INSTRUCTION: Can you give all the records again without altering a single character?

Start of DATA

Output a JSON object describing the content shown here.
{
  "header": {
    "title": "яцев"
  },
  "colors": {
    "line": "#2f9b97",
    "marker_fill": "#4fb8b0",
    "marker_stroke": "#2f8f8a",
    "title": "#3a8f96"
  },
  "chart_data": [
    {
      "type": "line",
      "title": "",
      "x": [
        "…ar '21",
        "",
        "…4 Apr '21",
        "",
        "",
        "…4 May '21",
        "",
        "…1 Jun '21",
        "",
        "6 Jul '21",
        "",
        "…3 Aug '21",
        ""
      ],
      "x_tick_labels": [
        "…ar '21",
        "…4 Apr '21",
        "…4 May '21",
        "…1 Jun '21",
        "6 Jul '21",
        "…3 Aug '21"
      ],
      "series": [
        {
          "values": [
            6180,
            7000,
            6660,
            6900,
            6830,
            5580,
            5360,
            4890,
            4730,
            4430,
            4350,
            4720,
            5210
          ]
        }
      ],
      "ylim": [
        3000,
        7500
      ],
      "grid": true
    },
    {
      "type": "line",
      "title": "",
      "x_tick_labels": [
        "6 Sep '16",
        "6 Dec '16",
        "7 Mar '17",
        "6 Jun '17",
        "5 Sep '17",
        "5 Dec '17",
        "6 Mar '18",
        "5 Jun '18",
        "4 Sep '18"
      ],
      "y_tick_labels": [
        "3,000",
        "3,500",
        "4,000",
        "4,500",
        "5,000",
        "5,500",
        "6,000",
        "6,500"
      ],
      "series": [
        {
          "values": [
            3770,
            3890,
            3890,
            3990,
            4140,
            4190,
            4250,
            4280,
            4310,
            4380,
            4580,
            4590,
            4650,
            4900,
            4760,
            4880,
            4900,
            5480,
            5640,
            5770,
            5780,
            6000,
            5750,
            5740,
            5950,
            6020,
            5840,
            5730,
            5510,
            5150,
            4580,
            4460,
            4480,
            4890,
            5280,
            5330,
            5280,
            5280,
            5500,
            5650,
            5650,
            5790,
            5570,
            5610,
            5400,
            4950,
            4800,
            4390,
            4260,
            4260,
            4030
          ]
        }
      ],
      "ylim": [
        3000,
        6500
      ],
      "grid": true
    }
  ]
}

End of DATA

ANSWER TO THIS EXERCISE:
Output a JSON object describing the content shown here.
{
  "header": {
    "title": "яцев"
  },
  "colors": {
    "line": "#2f9b97",
    "marker_fill": "#4fb8b0",
    "marker_stroke": "#2f8f8a",
    "title": "#3a8f96"
  },
  "chart_data": [
    {
      "type": "line",
      "title": "",
      "x": [
        "…ar '21",
        "",
        "…4 Apr '21",
        "",
        "",
        "…4 May '21",
        "",
        "…1 Jun '21",
        "",
        "6 Jul '21",
        "",
        "…3 Aug '21",
        ""
      ],
      "x_tick_labels": [
        "…ar '21",
        "…4 Apr '21",
        "…4 May '21",
        "…1 Jun '21",
        "6 Jul '21",
        "…3 Aug '21"
      ],
      "series": [
        {
          "values": [
            6180,
            7000,
            6660,
            6900,
            6830,
            5580,
            5360,
            4890,
            4730,
            4430,
            4350,
            4720,
            5210
          ]
        }
      ],
      "ylim": [
        3000,
        7500
      ],
      "grid": true
    },
    {
      "type": "line",
      "title": "",
      "x_tick_labels": [
        "6 Sep '16",
        "6 Dec '16",
        "7 Mar '17",
        "6 Jun '17",
        "5 Sep '17",
        "5 Dec '17",
        "6 Mar '18",
        "5 Jun '18",
        "4 Sep '18"
      ],
      "y_tick_labels": [
        "3,000",
        "3,500",
        "4,000",
        "4,500",
        "5,000",
        "5,500",
        "6,000",
        "6,500"
      ],
      "series": [
        {
          "values": [
            3770,
            3890,
            3890,
            3990,
            4140,
            4190,
            4250,
            4280,
            4310,
            4380,
            4580,
            4590,
            4650,
            4900,
            4760,
            4880,
            4900,
            5480,
            5640,
            5770,
            5780,
            6000,
            5750,
            5740,
            5950,
            6020,
            5840,
            5730,
            5510,
            5150,
            4580,
            4460,
            4480,
            4890,
            5280,
            5330,
            5280,
            5280,
            5500,
            5650,
            5650,
            5790,
            5570,
            5610,
            5400,
            4950,
            4800,
            4390,
            4260,
            4260,
            4030
          ]
        }
      ],
      "ylim": [
        3000,
        6500
      ],
      "grid": true
    }
  ]
}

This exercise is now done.